> **TASK PROMPT**
Begin with the line that contains "What data populates" and transcribe each line after it, up to and including the last line of the listing below.

> **SUPPLIED ENTRIES**
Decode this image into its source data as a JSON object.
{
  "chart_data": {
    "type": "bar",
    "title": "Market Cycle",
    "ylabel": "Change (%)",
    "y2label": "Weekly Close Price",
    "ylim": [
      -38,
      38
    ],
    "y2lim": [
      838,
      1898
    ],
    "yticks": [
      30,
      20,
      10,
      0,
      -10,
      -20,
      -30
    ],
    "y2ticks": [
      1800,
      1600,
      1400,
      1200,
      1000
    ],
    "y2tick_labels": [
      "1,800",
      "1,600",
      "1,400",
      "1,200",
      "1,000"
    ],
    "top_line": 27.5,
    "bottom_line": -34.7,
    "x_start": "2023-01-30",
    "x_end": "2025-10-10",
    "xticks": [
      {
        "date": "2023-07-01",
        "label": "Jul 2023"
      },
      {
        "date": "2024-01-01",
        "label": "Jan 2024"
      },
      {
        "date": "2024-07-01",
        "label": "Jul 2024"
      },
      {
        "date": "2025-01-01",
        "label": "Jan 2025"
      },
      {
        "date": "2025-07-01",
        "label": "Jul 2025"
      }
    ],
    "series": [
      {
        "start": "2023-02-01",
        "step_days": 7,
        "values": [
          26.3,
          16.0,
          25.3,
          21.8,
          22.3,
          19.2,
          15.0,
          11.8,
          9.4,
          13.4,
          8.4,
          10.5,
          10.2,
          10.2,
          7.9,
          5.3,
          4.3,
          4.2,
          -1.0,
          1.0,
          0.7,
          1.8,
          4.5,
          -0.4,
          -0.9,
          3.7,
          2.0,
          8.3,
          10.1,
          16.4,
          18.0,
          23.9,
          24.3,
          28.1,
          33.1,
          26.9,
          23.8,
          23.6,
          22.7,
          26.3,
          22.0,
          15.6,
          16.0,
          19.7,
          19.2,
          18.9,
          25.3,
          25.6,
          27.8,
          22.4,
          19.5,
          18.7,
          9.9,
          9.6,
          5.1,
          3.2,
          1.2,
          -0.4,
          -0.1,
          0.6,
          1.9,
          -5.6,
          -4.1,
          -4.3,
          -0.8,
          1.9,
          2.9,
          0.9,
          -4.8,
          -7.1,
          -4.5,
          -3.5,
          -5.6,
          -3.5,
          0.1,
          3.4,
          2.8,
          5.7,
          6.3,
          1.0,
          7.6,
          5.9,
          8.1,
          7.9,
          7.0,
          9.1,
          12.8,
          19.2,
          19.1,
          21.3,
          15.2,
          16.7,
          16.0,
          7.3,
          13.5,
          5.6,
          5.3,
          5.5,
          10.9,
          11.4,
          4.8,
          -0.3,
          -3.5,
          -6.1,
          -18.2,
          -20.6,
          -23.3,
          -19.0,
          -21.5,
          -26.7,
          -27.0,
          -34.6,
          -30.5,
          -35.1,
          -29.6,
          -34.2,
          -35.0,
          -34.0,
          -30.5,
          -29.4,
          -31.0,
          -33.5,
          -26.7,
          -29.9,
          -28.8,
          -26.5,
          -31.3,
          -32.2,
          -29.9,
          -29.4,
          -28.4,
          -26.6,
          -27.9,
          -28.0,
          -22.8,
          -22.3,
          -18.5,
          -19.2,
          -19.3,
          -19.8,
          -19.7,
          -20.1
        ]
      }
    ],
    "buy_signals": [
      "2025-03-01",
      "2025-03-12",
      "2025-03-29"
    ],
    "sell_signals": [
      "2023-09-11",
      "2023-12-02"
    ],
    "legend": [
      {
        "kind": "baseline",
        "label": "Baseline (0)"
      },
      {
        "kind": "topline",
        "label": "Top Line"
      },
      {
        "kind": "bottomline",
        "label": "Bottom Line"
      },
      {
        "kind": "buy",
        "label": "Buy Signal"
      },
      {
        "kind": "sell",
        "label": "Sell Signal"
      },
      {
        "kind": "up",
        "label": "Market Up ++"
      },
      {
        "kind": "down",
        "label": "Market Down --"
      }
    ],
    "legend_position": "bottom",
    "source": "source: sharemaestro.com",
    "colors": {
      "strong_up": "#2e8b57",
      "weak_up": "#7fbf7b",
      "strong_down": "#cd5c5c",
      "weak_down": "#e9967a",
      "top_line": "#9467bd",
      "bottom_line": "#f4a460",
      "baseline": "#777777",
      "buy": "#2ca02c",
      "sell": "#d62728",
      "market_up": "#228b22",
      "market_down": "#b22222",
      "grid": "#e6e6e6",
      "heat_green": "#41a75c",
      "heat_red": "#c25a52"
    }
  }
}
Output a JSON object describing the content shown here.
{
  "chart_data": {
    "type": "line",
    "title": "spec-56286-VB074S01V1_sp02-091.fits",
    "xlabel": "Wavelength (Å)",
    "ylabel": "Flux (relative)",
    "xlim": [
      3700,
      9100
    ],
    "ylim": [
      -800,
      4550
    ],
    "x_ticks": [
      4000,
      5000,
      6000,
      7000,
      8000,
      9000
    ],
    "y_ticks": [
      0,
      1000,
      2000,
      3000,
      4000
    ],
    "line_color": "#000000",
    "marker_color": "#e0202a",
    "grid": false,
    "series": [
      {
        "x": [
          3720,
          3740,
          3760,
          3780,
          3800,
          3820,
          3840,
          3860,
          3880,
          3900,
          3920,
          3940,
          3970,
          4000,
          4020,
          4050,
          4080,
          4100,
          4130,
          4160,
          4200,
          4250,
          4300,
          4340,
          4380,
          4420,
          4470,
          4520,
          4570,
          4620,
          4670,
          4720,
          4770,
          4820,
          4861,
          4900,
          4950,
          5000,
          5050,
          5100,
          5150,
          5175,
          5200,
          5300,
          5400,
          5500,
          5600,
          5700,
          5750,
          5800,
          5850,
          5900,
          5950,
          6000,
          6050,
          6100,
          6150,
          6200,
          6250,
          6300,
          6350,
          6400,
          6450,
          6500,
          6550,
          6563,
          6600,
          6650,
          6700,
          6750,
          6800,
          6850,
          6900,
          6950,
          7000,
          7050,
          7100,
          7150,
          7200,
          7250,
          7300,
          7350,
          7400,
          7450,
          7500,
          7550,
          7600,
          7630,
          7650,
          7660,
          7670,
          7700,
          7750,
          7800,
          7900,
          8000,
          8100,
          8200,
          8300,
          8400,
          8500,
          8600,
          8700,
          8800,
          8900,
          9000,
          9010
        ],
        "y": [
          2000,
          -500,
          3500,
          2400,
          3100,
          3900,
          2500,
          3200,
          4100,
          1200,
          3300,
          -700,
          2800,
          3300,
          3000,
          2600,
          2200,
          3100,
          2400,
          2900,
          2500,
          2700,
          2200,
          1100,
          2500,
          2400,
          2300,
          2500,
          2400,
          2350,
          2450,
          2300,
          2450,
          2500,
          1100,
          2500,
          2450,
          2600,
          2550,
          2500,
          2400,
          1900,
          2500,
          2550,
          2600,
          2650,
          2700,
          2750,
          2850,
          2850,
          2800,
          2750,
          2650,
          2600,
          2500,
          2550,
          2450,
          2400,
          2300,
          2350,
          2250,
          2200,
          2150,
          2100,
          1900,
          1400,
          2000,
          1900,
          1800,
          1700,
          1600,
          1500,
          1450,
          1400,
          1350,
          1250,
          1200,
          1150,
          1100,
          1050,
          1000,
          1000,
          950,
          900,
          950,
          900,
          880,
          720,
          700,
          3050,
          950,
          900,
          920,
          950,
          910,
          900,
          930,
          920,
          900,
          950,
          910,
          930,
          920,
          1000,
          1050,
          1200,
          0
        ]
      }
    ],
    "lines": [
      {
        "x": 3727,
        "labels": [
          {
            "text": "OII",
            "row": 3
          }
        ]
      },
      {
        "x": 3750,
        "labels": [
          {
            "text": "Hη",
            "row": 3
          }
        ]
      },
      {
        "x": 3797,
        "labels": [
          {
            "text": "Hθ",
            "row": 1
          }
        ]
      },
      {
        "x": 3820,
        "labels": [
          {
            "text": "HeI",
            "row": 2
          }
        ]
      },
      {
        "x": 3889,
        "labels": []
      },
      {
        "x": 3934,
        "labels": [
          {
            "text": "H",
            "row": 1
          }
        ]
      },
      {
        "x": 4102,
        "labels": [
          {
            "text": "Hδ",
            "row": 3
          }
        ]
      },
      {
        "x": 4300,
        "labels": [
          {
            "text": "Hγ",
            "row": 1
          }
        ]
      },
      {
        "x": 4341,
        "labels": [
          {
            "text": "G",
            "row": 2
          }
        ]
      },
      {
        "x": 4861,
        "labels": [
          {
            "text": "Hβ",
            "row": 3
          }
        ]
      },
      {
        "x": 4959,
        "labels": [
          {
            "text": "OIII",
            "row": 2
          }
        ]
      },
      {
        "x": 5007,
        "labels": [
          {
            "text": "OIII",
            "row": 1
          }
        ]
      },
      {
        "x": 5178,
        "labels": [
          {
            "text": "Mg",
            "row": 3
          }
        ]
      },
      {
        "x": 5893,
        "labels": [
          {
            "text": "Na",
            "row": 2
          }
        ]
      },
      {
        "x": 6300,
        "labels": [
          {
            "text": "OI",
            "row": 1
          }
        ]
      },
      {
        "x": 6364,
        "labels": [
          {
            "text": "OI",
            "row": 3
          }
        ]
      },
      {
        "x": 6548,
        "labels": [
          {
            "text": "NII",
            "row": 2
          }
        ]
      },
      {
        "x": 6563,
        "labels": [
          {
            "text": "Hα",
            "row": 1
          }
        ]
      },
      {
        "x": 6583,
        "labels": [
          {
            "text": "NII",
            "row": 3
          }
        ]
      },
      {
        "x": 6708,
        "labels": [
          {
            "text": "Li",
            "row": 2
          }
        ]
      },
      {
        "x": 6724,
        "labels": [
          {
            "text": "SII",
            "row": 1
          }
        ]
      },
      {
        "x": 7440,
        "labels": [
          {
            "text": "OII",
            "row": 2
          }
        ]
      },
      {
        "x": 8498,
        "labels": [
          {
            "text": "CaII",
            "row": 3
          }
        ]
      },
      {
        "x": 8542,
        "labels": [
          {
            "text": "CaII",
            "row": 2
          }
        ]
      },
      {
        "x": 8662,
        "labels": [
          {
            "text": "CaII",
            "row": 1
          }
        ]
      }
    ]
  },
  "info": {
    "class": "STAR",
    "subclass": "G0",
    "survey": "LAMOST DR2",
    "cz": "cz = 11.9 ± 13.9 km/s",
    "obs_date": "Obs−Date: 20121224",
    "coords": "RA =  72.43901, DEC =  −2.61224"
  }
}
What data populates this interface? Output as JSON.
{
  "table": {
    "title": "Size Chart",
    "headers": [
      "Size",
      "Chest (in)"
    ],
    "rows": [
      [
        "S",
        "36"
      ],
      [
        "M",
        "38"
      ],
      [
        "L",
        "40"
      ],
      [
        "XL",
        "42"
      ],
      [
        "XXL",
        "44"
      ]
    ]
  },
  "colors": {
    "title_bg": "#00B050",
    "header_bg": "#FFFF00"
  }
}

> **THE SOLUTION**
What data populates this interface? Output as JSON.
{
  "table": {
    "title": "Size Chart",
    "headers": [
      "Size",
      "Chest (in)"
    ],
    "rows": [
      [
        "S",
        "36"
      ],
      [
        "M",
        "38"
      ],
      [
        "L",
        "40"
      ],
      [
        "XL",
        "42"
      ],
      [
        "XXL",
        "44"
      ]
    ]
  },
  "colors": {
    "title_bg": "#00B050",
    "header_bg": "#FFFF00"
  }
}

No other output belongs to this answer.